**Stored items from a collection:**
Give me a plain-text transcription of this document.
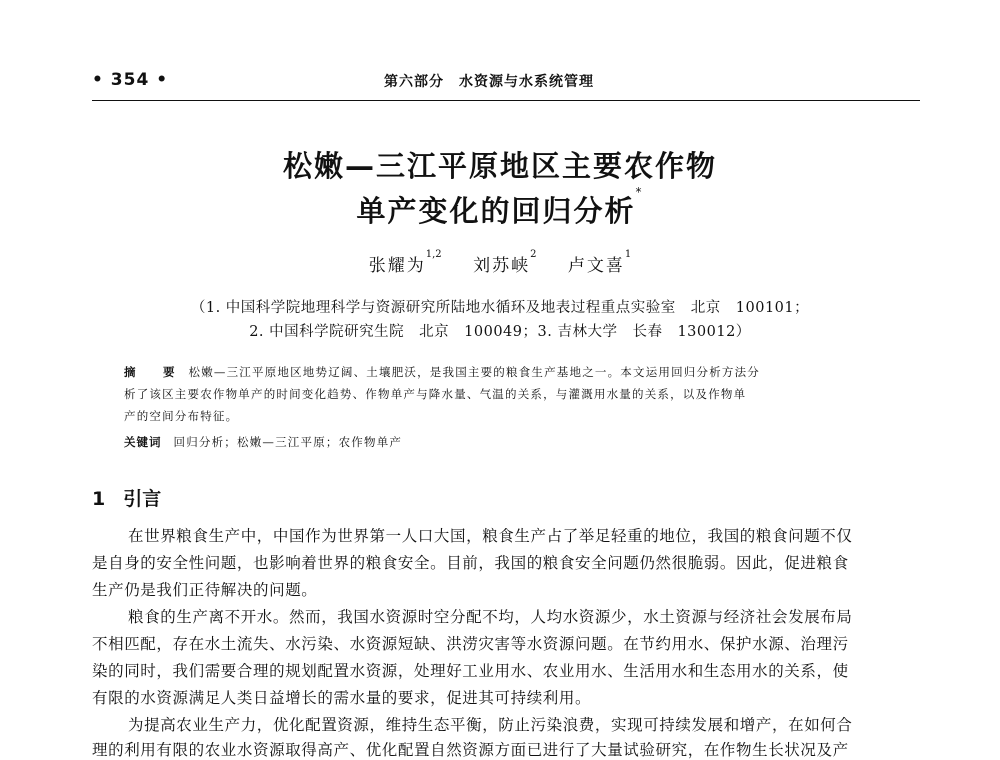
• 354 •	第六部分　水资源与水系统管理
松嫩—三江平原地区主要农作物
单产变化的回归分析*
张耀为$^{1,2}$ 刘苏峡$^2$ 卢文喜$^1$
（1. 中国科学院地理科学与资源研究所陆地水循环及地表过程重点实验室　北京　100101；
2. 中国科学院研究生院　北京　100049；3. 吉林大学　长春　130012）
摘　要 松嫩—三江平原地区地势辽阔、土壤肥沃，是我国主要的粮食生产基地之一。本文运用回归分析方法分
析了该区主要农作物单产的时间变化趋势、作物单产与降水量、气温的关系，与灌溉用水量的关系，以及作物单
产的空间分布特征。
关键词 回归分析；松嫩—三江平原；农作物单产
1 引言
在世界粮食生产中，中国作为世界第一人口大国，粮食生产占了举足轻重的地位，我国的粮食问题不仅
是自身的安全性问题，也影响着世界的粮食安全。目前，我国的粮食安全问题仍然很脆弱。因此，促进粮食
生产仍是我们正待解决的问题。
粮食的生产离不开水。然而，我国水资源时空分配不均，人均水资源少，水土资源与经济社会发展布局
不相匹配，存在水土流失、水污染、水资源短缺、洪涝灾害等水资源问题。在节约用水、保护水源、治理污
染的同时，我们需要合理的规划配置水资源，处理好工业用水、农业用水、生活用水和生态用水的关系，使
有限的水资源满足人类日益增长的需水量的要求，促进其可持续利用。
为提高农业生产力，优化配置资源，维持生态平衡，防止污染浪费，实现可持续发展和增产，在如何合
理的利用有限的农业水资源取得高产、优化配置自然资源方面已进行了大量试验研究，在作物生长状况及产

**Aim of the task:** Exclude every picture and copy the remaining data exactly.

**Right answer:**
Give me a plain-text transcription of this document.
• 354 •	第六部分　水资源与水系统管理
松嫩—三江平原地区主要农作物
单产变化的回归分析*
张耀为$^{1,2}$ 刘苏峡$^2$ 卢文喜$^1$
（1. 中国科学院地理科学与资源研究所陆地水循环及地表过程重点实验室　北京　100101；
2. 中国科学院研究生院　北京　100049；3. 吉林大学　长春　130012）
摘　要 松嫩—三江平原地区地势辽阔、土壤肥沃，是我国主要的粮食生产基地之一。本文运用回归分析方法分
析了该区主要农作物单产的时间变化趋势、作物单产与降水量、气温的关系，与灌溉用水量的关系，以及作物单
产的空间分布特征。
关键词 回归分析；松嫩—三江平原；农作物单产
1 引言
在世界粮食生产中，中国作为世界第一人口大国，粮食生产占了举足轻重的地位，我国的粮食问题不仅
是自身的安全性问题，也影响着世界的粮食安全。目前，我国的粮食安全问题仍然很脆弱。因此，促进粮食
生产仍是我们正待解决的问题。
粮食的生产离不开水。然而，我国水资源时空分配不均，人均水资源少，水土资源与经济社会发展布局
不相匹配，存在水土流失、水污染、水资源短缺、洪涝灾害等水资源问题。在节约用水、保护水源、治理污
染的同时，我们需要合理的规划配置水资源，处理好工业用水、农业用水、生活用水和生态用水的关系，使
有限的水资源满足人类日益增长的需水量的要求，促进其可持续利用。
为提高农业生产力，优化配置资源，维持生态平衡，防止污染浪费，实现可持续发展和增产，在如何合
理的利用有限的农业水资源取得高产、优化配置自然资源方面已进行了大量试验研究，在作物生长状况及产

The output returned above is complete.